### GOAL OF THE EXERCISE
Each line of the listing that contains the word "author" is to be copied.

════════════════════

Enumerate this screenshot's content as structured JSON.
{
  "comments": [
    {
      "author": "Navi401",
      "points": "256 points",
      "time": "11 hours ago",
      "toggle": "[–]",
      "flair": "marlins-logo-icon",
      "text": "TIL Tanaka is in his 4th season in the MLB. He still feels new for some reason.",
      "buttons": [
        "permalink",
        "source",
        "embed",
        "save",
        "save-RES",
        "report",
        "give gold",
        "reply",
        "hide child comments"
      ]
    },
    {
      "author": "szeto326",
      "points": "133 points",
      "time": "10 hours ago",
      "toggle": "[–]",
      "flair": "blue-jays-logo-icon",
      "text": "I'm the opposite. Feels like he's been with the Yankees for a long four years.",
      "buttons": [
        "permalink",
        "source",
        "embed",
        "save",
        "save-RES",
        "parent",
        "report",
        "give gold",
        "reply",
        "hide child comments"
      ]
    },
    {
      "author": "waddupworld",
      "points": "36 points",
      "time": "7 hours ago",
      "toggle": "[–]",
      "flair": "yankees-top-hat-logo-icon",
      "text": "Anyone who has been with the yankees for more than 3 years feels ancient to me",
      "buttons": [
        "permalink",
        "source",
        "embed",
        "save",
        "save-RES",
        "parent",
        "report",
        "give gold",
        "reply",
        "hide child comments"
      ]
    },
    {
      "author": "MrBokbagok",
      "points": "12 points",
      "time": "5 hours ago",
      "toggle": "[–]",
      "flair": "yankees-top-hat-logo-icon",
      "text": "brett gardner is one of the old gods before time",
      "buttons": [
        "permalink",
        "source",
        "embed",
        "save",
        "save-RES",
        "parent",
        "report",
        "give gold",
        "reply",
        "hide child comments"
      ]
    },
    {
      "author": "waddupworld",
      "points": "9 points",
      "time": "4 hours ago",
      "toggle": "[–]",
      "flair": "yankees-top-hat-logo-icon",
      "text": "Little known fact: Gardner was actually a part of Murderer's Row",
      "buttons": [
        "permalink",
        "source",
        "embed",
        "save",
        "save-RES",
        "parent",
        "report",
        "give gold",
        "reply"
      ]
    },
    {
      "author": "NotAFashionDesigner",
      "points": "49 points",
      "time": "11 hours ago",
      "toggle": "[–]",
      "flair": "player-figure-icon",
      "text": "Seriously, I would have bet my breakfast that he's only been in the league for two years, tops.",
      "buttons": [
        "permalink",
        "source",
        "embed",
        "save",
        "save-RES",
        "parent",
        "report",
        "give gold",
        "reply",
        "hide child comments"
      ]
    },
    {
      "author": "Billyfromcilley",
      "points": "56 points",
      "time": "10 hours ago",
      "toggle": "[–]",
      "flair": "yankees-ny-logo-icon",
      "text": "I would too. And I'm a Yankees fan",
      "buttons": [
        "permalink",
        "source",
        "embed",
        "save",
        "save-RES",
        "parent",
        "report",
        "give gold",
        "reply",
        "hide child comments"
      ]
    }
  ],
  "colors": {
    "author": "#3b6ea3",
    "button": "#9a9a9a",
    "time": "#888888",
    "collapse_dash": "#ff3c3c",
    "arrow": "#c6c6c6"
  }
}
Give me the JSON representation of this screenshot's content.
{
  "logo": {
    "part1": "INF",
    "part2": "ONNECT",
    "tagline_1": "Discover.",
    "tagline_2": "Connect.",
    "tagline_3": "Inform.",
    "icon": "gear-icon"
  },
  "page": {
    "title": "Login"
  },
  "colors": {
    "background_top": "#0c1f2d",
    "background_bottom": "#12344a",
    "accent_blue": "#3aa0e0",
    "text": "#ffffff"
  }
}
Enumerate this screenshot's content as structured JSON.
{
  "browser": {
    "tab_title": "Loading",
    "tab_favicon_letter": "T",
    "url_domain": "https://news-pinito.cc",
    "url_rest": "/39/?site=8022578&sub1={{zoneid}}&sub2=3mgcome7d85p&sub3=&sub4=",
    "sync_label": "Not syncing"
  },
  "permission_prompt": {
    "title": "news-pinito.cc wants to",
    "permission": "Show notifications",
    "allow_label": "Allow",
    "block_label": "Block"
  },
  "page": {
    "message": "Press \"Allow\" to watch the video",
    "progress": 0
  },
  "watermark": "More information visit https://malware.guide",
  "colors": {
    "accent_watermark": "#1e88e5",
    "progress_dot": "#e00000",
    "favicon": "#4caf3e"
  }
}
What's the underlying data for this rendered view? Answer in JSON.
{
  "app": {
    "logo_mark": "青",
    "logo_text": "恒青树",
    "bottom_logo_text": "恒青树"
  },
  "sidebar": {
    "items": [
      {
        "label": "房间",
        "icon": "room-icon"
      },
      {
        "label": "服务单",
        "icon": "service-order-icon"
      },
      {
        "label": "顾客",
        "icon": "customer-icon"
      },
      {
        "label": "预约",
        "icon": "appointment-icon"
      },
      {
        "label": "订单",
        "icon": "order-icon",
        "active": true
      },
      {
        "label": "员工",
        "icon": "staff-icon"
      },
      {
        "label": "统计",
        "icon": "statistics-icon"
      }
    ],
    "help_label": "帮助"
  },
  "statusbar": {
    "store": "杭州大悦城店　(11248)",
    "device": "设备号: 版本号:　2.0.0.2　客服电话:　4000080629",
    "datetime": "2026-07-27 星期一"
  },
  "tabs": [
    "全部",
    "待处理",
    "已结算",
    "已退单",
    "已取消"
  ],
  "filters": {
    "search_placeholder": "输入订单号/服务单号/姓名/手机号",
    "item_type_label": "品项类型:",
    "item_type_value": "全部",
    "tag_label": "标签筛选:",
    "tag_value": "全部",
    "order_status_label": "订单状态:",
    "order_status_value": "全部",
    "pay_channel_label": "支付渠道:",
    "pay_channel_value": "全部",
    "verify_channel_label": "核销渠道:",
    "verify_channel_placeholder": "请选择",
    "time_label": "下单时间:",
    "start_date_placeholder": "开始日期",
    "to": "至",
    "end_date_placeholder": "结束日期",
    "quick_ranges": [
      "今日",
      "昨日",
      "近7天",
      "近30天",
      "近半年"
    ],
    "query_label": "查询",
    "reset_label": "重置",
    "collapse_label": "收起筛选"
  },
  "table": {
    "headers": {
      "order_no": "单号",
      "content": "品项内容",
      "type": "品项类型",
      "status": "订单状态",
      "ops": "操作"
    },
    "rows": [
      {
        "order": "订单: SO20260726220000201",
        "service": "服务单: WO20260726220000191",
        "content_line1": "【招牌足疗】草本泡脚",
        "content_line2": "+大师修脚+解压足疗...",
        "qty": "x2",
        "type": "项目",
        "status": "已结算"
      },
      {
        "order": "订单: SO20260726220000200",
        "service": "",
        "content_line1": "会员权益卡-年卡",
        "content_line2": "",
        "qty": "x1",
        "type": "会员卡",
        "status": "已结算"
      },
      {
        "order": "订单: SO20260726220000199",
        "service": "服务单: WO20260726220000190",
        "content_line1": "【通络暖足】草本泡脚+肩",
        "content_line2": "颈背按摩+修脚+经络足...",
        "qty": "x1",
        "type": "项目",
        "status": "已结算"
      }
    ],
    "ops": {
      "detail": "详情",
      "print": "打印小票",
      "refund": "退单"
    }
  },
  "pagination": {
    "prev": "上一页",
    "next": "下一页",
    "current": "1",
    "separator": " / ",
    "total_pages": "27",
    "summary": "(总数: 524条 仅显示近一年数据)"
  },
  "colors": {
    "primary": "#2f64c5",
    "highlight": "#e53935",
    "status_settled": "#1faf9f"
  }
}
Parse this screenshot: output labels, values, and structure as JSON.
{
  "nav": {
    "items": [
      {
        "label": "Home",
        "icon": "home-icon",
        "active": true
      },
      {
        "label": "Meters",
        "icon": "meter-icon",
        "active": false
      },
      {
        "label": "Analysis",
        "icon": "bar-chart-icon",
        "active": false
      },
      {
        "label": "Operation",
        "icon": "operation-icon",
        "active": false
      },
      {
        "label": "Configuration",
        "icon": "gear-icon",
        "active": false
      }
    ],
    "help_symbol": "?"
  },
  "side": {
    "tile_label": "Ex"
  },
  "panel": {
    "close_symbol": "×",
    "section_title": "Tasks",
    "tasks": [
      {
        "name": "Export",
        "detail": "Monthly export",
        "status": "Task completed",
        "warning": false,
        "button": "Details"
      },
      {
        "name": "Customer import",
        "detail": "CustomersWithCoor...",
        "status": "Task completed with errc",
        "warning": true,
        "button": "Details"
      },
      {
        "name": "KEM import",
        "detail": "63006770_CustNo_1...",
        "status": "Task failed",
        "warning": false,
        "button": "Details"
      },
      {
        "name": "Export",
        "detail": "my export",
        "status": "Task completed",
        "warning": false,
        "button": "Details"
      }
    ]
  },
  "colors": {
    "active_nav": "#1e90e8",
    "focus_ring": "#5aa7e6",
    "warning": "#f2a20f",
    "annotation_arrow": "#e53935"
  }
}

════════════════════

### WRITTEN SOLUTION
      "author": "Navi401",
      "author": "szeto326",
      "author": "waddupworld",
      "author": "MrBokbagok",
      "author": "waddupworld",
      "author": "NotAFashionDesigner",
      "author": "Billyfromcilley",
    "author": "#3b6ea3",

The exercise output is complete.